> **Instructions for the task**
Return the following lines of the records unchanged, starting at the line that contains "found-count: 0: [497, 55, 504, 69]" and ending after the line that contains "meta-created-label: 創建時間:: [955, 524, 1011, 541]".

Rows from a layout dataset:
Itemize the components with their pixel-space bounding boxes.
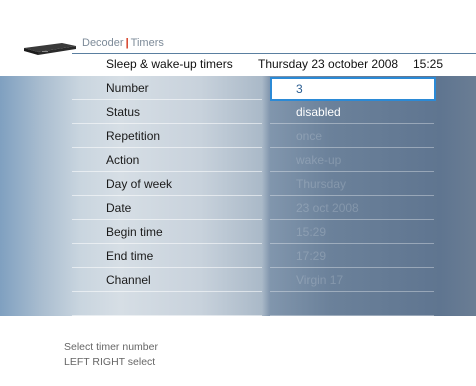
date-field[interactable]: 23 oct 2008 xyxy=(270,196,434,220)
set-top-box-icon xyxy=(24,43,76,55)
current-time: 15:25 xyxy=(413,57,444,71)
label-end-time: End time xyxy=(72,244,262,268)
help-text-line-2: LEFT RIGHT select xyxy=(64,356,156,368)
breadcrumb: Decoder | Timers xyxy=(82,37,164,49)
label-repetition: Repetition xyxy=(72,124,262,148)
status-field[interactable]: disabled xyxy=(270,100,434,124)
repetition-field[interactable]: once xyxy=(270,124,434,148)
label-channel: Channel xyxy=(72,268,262,292)
empty-value-row xyxy=(270,292,434,316)
begin-time-field[interactable]: 15:29 xyxy=(270,220,434,244)
field-labels: Number Status Repetition Action Day of w… xyxy=(0,76,262,316)
timer-screen: Decoder | Timers Sleep & wake-up timers Th… xyxy=(0,0,476,386)
channel-field[interactable]: Virgin 17 xyxy=(270,268,434,292)
current-date: Thursday 23 october 2008 xyxy=(258,57,399,71)
label-status: Status xyxy=(72,100,262,124)
label-date: Date xyxy=(72,196,262,220)
label-number: Number xyxy=(72,76,262,100)
action-field[interactable]: wake-up xyxy=(270,148,434,172)
breadcrumb-timers: Timers xyxy=(130,37,164,49)
label-day-of-week: Day of week xyxy=(72,172,262,196)
label-begin-time: Begin time xyxy=(72,220,262,244)
header-divider xyxy=(72,53,476,54)
page-title: Sleep & wake-up timers xyxy=(106,57,233,71)
help-text-line-1: Select timer number xyxy=(64,341,158,353)
timer-settings-panel: Number Status Repetition Action Day of w… xyxy=(0,76,476,316)
breadcrumb-decoder: Decoder xyxy=(82,37,124,49)
breadcrumb-separator: | xyxy=(125,37,129,49)
number-field[interactable]: 3 xyxy=(270,77,436,101)
label-empty-row xyxy=(72,292,262,316)
label-action: Action xyxy=(72,148,262,172)
field-values: 3 disabled once wake-up Thursday 23 oct … xyxy=(264,76,476,316)
day-of-week-field[interactable]: Thursday xyxy=(270,172,434,196)
end-time-field[interactable]: 17:29 xyxy=(270,244,434,268)
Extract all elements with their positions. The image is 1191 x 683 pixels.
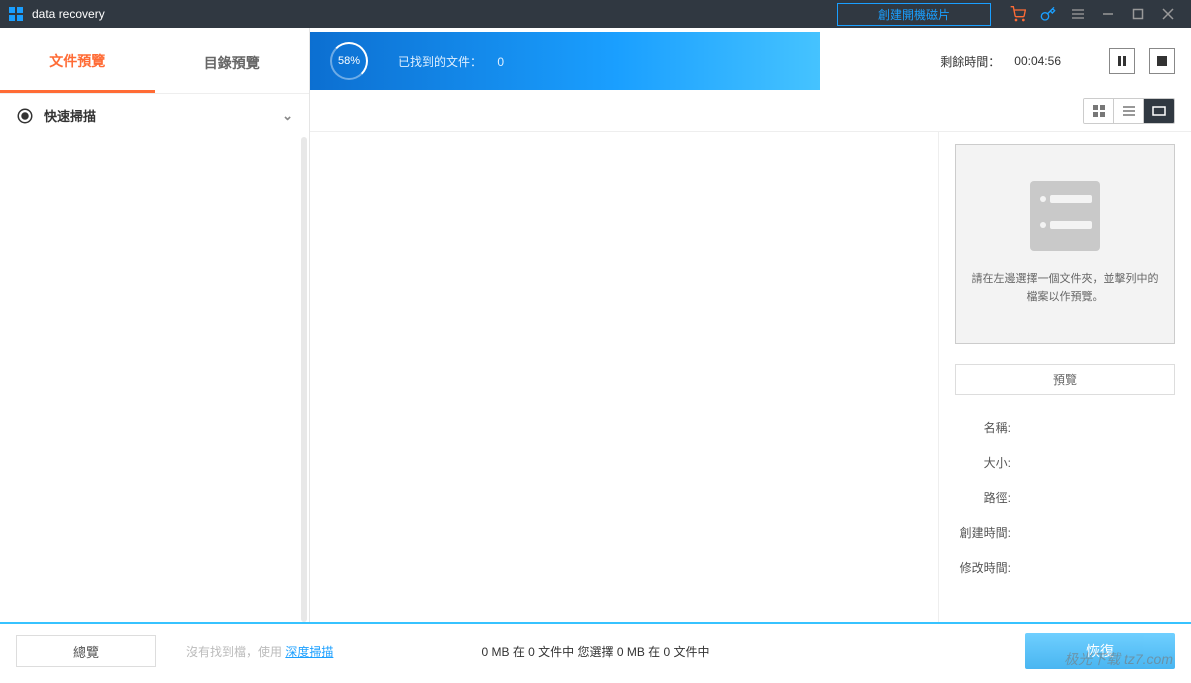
found-count: 0: [497, 55, 504, 69]
footer-stats: 0 MB 在 0 文件中 您選擇 0 MB 在 0 文件中: [481, 643, 709, 660]
cart-icon[interactable]: [1003, 0, 1033, 28]
footer: 總覽 沒有找到檔，使用 深度掃描 0 MB 在 0 文件中 您選擇 0 MB 在…: [0, 622, 1191, 678]
sidebar: 文件預覽 目錄預覽 快速掃描 ⌄: [0, 28, 310, 622]
drive-icon: [1030, 181, 1100, 251]
quick-scan-row[interactable]: 快速掃描 ⌄: [0, 94, 309, 137]
recover-button[interactable]: 恢復: [1025, 633, 1175, 669]
found-label: 已找到的文件：: [398, 55, 482, 69]
stop-button[interactable]: [1149, 48, 1175, 74]
view-grid-button[interactable]: [1084, 99, 1114, 123]
view-detail-button[interactable]: [1144, 99, 1174, 123]
deep-scan-link[interactable]: 深度掃描: [285, 645, 333, 659]
scan-progress-bar: 58% 已找到的文件： 0 剩餘時間： 00:04:56: [310, 32, 1191, 90]
preview-button[interactable]: 預覽: [955, 364, 1175, 395]
remaining-value: 00:04:56: [1014, 54, 1061, 68]
tab-file-preview[interactable]: 文件預覽: [0, 32, 155, 93]
remaining-label: 剩餘時間：: [940, 53, 1000, 70]
app-title: data recovery: [32, 7, 105, 21]
app-logo-icon: [8, 6, 24, 22]
deep-scan-hint: 沒有找到檔，使用 深度掃描: [186, 643, 333, 660]
titlebar: data recovery 創建開機磁片: [0, 0, 1191, 28]
create-boot-disk-button[interactable]: 創建開機磁片: [837, 3, 991, 26]
quick-scan-label: 快速掃描: [44, 106, 96, 125]
chevron-down-icon: ⌄: [282, 108, 293, 124]
tab-dir-preview[interactable]: 目錄預覽: [155, 32, 310, 93]
menu-icon[interactable]: [1063, 0, 1093, 28]
meta-created-label: 創建時間:: [955, 524, 1011, 541]
file-list: [310, 132, 939, 622]
view-list-button[interactable]: [1114, 99, 1144, 123]
preview-hint: 請在左邊選擇一個文件夾，並擊列中的檔案以作預覽。: [968, 271, 1162, 306]
preview-placeholder: 請在左邊選擇一個文件夾，並擊列中的檔案以作預覽。: [955, 144, 1175, 344]
target-icon: [16, 107, 34, 125]
minimize-button[interactable]: [1093, 0, 1123, 28]
key-icon[interactable]: [1033, 0, 1063, 28]
view-toolbar: [310, 90, 1191, 132]
overview-button[interactable]: 總覽: [16, 635, 156, 667]
meta-path-label: 路徑:: [955, 489, 1011, 506]
progress-percent: 58%: [330, 42, 368, 80]
meta-name-label: 名稱:: [955, 419, 1011, 436]
meta-size-label: 大小:: [955, 454, 1011, 471]
close-button[interactable]: [1153, 0, 1183, 28]
preview-panel: 請在左邊選擇一個文件夾，並擊列中的檔案以作預覽。 預覽 名稱: 大小: 路徑: …: [939, 132, 1191, 622]
maximize-button[interactable]: [1123, 0, 1153, 28]
pause-button[interactable]: [1109, 48, 1135, 74]
meta-modified-label: 修改時間:: [955, 559, 1011, 576]
sidebar-tree: [0, 137, 309, 622]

> **Solution**
found-count: 0: [497, 55, 504, 69]
footer-stats: 0 MB 在 0 文件中 您選擇 0 MB 在 0 文件中: [481, 643, 709, 660]
cart-icon[interactable]: [1003, 0, 1033, 28]
footer: 總覽 沒有找到檔，使用 深度掃描 0 MB 在 0 文件中 您選擇 0 MB 在…: [0, 622, 1191, 678]
sidebar: 文件預覽 目錄預覽 快速掃描 ⌄: [0, 28, 310, 622]
drive-icon: [1030, 181, 1100, 251]
quick-scan-row[interactable]: 快速掃描 ⌄: [0, 94, 309, 137]
recover-button[interactable]: 恢復: [1025, 633, 1175, 669]
found-label: 已找到的文件：: [398, 55, 482, 69]
stop-button[interactable]: [1149, 48, 1175, 74]
view-grid-button[interactable]: [1084, 99, 1114, 123]
view-detail-button[interactable]: [1144, 99, 1174, 123]
deep-scan-link[interactable]: 深度掃描: [285, 645, 333, 659]
scan-progress-bar: 58% 已找到的文件： 0 剩餘時間： 00:04:56: [310, 32, 1191, 90]
preview-button[interactable]: 預覽: [955, 364, 1175, 395]
remaining-value: 00:04:56: [1014, 54, 1061, 68]
tab-file-preview[interactable]: 文件預覽: [0, 32, 155, 93]
remaining-label: 剩餘時間：: [940, 53, 1000, 70]
app-title: data recovery: [32, 7, 105, 21]
app-logo-icon: [8, 6, 24, 22]
deep-scan-hint: 沒有找到檔，使用 深度掃描: [186, 643, 333, 660]
titlebar: data recovery 創建開機磁片: [0, 0, 1191, 28]
create-boot-disk-button[interactable]: 創建開機磁片: [837, 3, 991, 26]
quick-scan-label: 快速掃描: [44, 106, 96, 125]
chevron-down-icon: ⌄: [282, 108, 293, 124]
tab-dir-preview[interactable]: 目錄預覽: [155, 32, 310, 93]
menu-icon[interactable]: [1063, 0, 1093, 28]
meta-created-label: 創建時間:: [955, 524, 1011, 541]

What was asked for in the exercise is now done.